◆ What the exercise asks ◆
Any picture among the records should be left out, please; retype the rest exactly.
+++ Task material +++
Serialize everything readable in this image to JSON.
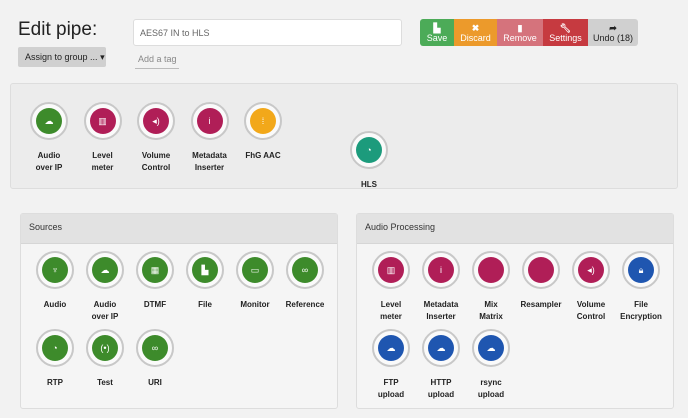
{
  "header": {
    "title": "Edit pipe:",
    "assign_label": "Assign to group ...",
    "pipe_name": "AES67 IN to HLS",
    "tag_placeholder": "Add a tag"
  },
  "toolbar": [
    {
      "key": "save",
      "label": "Save",
      "icon": "floppy-icon",
      "glyph": "▙",
      "color": "#4cab58"
    },
    {
      "key": "discard",
      "label": "Discard",
      "icon": "close-icon",
      "glyph": "✖",
      "color": "#ec9a2b"
    },
    {
      "key": "remove",
      "label": "Remove",
      "icon": "trash-icon",
      "glyph": "▮",
      "color": "#d5737c"
    },
    {
      "key": "settings",
      "label": "Settings",
      "icon": "wrench-icon",
      "glyph": "🔧︎",
      "color": "#c63a40"
    },
    {
      "key": "undo",
      "label": "Undo (18)",
      "icon": "undo-arrow-icon",
      "glyph": "➦",
      "color": "#d0d0d0"
    }
  ],
  "pipeline": {
    "nodes": [
      {
        "label": "Audio\nover IP",
        "icon": "cloud-upload-icon",
        "glyph": "☁",
        "color": "#3d8b2b"
      },
      {
        "label": "Level\nmeter",
        "icon": "bar-chart-icon",
        "glyph": "▥",
        "color": "#b01e57"
      },
      {
        "label": "Volume\nControl",
        "icon": "volume-icon",
        "glyph": "◂)",
        "color": "#b01e57"
      },
      {
        "label": "Metadata\nInserter",
        "icon": "info-icon",
        "glyph": "i",
        "color": "#b01e57"
      },
      {
        "label": "FhG AAC",
        "icon": "waveform-icon",
        "glyph": "⁞",
        "color": "#f2a81a"
      }
    ],
    "sink": {
      "label": "HLS",
      "icon": "hls-icon",
      "glyph": "◔",
      "color": "#1c9b7c"
    }
  },
  "sources": {
    "title": "Sources",
    "nodes": [
      {
        "label": "Audio",
        "icon": "microphone-icon",
        "glyph": "♆",
        "color": "#3d8b2b"
      },
      {
        "label": "Audio\nover IP",
        "icon": "cloud-upload-icon",
        "glyph": "☁",
        "color": "#3d8b2b"
      },
      {
        "label": "DTMF",
        "icon": "keypad-icon",
        "glyph": "▦",
        "color": "#3d8b2b"
      },
      {
        "label": "File",
        "icon": "file-icon",
        "glyph": "▙",
        "color": "#3d8b2b"
      },
      {
        "label": "Monitor",
        "icon": "monitor-icon",
        "glyph": "▭",
        "color": "#3d8b2b"
      },
      {
        "label": "Reference",
        "icon": "link-icon",
        "glyph": "∞",
        "color": "#3d8b2b"
      },
      {
        "label": "RTP",
        "icon": "rtp-icon",
        "glyph": "◔",
        "color": "#3d8b2b"
      },
      {
        "label": "Test",
        "icon": "broadcast-icon",
        "glyph": "(•)",
        "color": "#3d8b2b"
      },
      {
        "label": "URI",
        "icon": "link-icon",
        "glyph": "∞",
        "color": "#3d8b2b"
      }
    ]
  },
  "audio_processing": {
    "title": "Audio Processing",
    "nodes": [
      {
        "label": "Level\nmeter",
        "icon": "bar-chart-icon",
        "glyph": "▥",
        "color": "#b01e57"
      },
      {
        "label": "Metadata\nInserter",
        "icon": "info-icon",
        "glyph": "i",
        "color": "#b01e57"
      },
      {
        "label": "Mix\nMatrix",
        "icon": "blank-icon",
        "glyph": "",
        "color": "#b01e57"
      },
      {
        "label": "Resampler",
        "icon": "blank-icon",
        "glyph": "",
        "color": "#b01e57"
      },
      {
        "label": "Volume\nControl",
        "icon": "volume-icon",
        "glyph": "◂)",
        "color": "#b01e57"
      },
      {
        "label": "File\nEncryption",
        "icon": "lock-icon",
        "glyph": "🔒︎",
        "color": "#1f56b0"
      },
      {
        "label": "FTP\nupload",
        "icon": "cloud-upload-icon",
        "glyph": "☁",
        "color": "#1f56b0"
      },
      {
        "label": "HTTP\nupload",
        "icon": "cloud-upload-icon",
        "glyph": "☁",
        "color": "#1f56b0"
      },
      {
        "label": "rsync\nupload",
        "icon": "cloud-upload-icon",
        "glyph": "☁",
        "color": "#1f56b0"
      }
    ]
  }
}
+++
◆ The reply ◆
Serialize everything readable in this image to JSON.
{
  "header": {
    "title": "Edit pipe:",
    "assign_label": "Assign to group ...",
    "pipe_name": "AES67 IN to HLS",
    "tag_placeholder": "Add a tag"
  },
  "toolbar": [
    {
      "key": "save",
      "label": "Save",
      "icon": "floppy-icon",
      "glyph": "▙",
      "color": "#4cab58"
    },
    {
      "key": "discard",
      "label": "Discard",
      "icon": "close-icon",
      "glyph": "✖",
      "color": "#ec9a2b"
    },
    {
      "key": "remove",
      "label": "Remove",
      "icon": "trash-icon",
      "glyph": "▮",
      "color": "#d5737c"
    },
    {
      "key": "settings",
      "label": "Settings",
      "icon": "wrench-icon",
      "glyph": "🔧︎",
      "color": "#c63a40"
    },
    {
      "key": "undo",
      "label": "Undo (18)",
      "icon": "undo-arrow-icon",
      "glyph": "➦",
      "color": "#d0d0d0"
    }
  ],
  "pipeline": {
    "nodes": [
      {
        "label": "Audio\nover IP",
        "icon": "cloud-upload-icon",
        "glyph": "☁",
        "color": "#3d8b2b"
      },
      {
        "label": "Level\nmeter",
        "icon": "bar-chart-icon",
        "glyph": "▥",
        "color": "#b01e57"
      },
      {
        "label": "Volume\nControl",
        "icon": "volume-icon",
        "glyph": "◂)",
        "color": "#b01e57"
      },
      {
        "label": "Metadata\nInserter",
        "icon": "info-icon",
        "glyph": "i",
        "color": "#b01e57"
      },
      {
        "label": "FhG AAC",
        "icon": "waveform-icon",
        "glyph": "⁞",
        "color": "#f2a81a"
      }
    ],
    "sink": {
      "label": "HLS",
      "icon": "hls-icon",
      "glyph": "◔",
      "color": "#1c9b7c"
    }
  },
  "sources": {
    "title": "Sources",
    "nodes": [
      {
        "label": "Audio",
        "icon": "microphone-icon",
        "glyph": "♆",
        "color": "#3d8b2b"
      },
      {
        "label": "Audio\nover IP",
        "icon": "cloud-upload-icon",
        "glyph": "☁",
        "color": "#3d8b2b"
      },
      {
        "label": "DTMF",
        "icon": "keypad-icon",
        "glyph": "▦",
        "color": "#3d8b2b"
      },
      {
        "label": "File",
        "icon": "file-icon",
        "glyph": "▙",
        "color": "#3d8b2b"
      },
      {
        "label": "Monitor",
        "icon": "monitor-icon",
        "glyph": "▭",
        "color": "#3d8b2b"
      },
      {
        "label": "Reference",
        "icon": "link-icon",
        "glyph": "∞",
        "color": "#3d8b2b"
      },
      {
        "label": "RTP",
        "icon": "rtp-icon",
        "glyph": "◔",
        "color": "#3d8b2b"
      },
      {
        "label": "Test",
        "icon": "broadcast-icon",
        "glyph": "(•)",
        "color": "#3d8b2b"
      },
      {
        "label": "URI",
        "icon": "link-icon",
        "glyph": "∞",
        "color": "#3d8b2b"
      }
    ]
  },
  "audio_processing": {
    "title": "Audio Processing",
    "nodes": [
      {
        "label": "Level\nmeter",
        "icon": "bar-chart-icon",
        "glyph": "▥",
        "color": "#b01e57"
      },
      {
        "label": "Metadata\nInserter",
        "icon": "info-icon",
        "glyph": "i",
        "color": "#b01e57"
      },
      {
        "label": "Mix\nMatrix",
        "icon": "blank-icon",
        "glyph": "",
        "color": "#b01e57"
      },
      {
        "label": "Resampler",
        "icon": "blank-icon",
        "glyph": "",
        "color": "#b01e57"
      },
      {
        "label": "Volume\nControl",
        "icon": "volume-icon",
        "glyph": "◂)",
        "color": "#b01e57"
      },
      {
        "label": "File\nEncryption",
        "icon": "lock-icon",
        "glyph": "🔒︎",
        "color": "#1f56b0"
      },
      {
        "label": "FTP\nupload",
        "icon": "cloud-upload-icon",
        "glyph": "☁",
        "color": "#1f56b0"
      },
      {
        "label": "HTTP\nupload",
        "icon": "cloud-upload-icon",
        "glyph": "☁",
        "color": "#1f56b0"
      },
      {
        "label": "rsync\nupload",
        "icon": "cloud-upload-icon",
        "glyph": "☁",
        "color": "#1f56b0"
      }
    ]
  }
}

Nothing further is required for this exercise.